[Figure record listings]

■ ■ ■ ■

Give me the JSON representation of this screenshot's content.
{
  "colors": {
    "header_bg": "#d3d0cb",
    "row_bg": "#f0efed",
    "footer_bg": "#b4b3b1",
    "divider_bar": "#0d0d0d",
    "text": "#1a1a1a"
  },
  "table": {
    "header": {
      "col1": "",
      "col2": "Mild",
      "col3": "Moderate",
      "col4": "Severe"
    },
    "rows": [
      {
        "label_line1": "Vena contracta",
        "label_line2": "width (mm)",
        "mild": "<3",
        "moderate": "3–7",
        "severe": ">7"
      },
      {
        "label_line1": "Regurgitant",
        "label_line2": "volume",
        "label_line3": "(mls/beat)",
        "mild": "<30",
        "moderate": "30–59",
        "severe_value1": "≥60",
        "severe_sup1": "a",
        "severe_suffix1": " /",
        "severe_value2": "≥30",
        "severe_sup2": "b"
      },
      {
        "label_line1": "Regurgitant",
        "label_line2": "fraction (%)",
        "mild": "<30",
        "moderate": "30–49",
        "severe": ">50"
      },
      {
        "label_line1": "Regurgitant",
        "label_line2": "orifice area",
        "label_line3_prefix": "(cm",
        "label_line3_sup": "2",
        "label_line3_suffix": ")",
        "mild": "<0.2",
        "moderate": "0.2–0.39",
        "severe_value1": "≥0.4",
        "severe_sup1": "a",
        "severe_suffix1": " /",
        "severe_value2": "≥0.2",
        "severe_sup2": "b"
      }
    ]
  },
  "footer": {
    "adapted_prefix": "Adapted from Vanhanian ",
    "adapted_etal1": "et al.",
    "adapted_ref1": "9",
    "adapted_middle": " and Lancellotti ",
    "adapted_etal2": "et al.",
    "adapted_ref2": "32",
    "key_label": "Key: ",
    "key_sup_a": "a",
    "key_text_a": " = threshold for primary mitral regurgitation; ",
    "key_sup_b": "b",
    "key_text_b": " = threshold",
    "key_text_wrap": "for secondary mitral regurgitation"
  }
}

■ ■ ■ ■

■ Exercise objective: Give all the entries again exactly; leave none out.

■ Response to this task:
Give me the JSON representation of this screenshot's content.
{
  "colors": {
    "header_bg": "#d3d0cb",
    "row_bg": "#f0efed",
    "footer_bg": "#b4b3b1",
    "divider_bar": "#0d0d0d",
    "text": "#1a1a1a"
  },
  "table": {
    "header": {
      "col1": "",
      "col2": "Mild",
      "col3": "Moderate",
      "col4": "Severe"
    },
    "rows": [
      {
        "label_line1": "Vena contracta",
        "label_line2": "width (mm)",
        "mild": "<3",
        "moderate": "3–7",
        "severe": ">7"
      },
      {
        "label_line1": "Regurgitant",
        "label_line2": "volume",
        "label_line3": "(mls/beat)",
        "mild": "<30",
        "moderate": "30–59",
        "severe_value1": "≥60",
        "severe_sup1": "a",
        "severe_suffix1": " /",
        "severe_value2": "≥30",
        "severe_sup2": "b"
      },
      {
        "label_line1": "Regurgitant",
        "label_line2": "fraction (%)",
        "mild": "<30",
        "moderate": "30–49",
        "severe": ">50"
      },
      {
        "label_line1": "Regurgitant",
        "label_line2": "orifice area",
        "label_line3_prefix": "(cm",
        "label_line3_sup": "2",
        "label_line3_suffix": ")",
        "mild": "<0.2",
        "moderate": "0.2–0.39",
        "severe_value1": "≥0.4",
        "severe_sup1": "a",
        "severe_suffix1": " /",
        "severe_value2": "≥0.2",
        "severe_sup2": "b"
      }
    ]
  },
  "footer": {
    "adapted_prefix": "Adapted from Vanhanian ",
    "adapted_etal1": "et al.",
    "adapted_ref1": "9",
    "adapted_middle": " and Lancellotti ",
    "adapted_etal2": "et al.",
    "adapted_ref2": "32",
    "key_label": "Key: ",
    "key_sup_a": "a",
    "key_text_a": " = threshold for primary mitral regurgitation; ",
    "key_sup_b": "b",
    "key_text_b": " = threshold",
    "key_text_wrap": "for secondary mitral regurgitation"
  }
}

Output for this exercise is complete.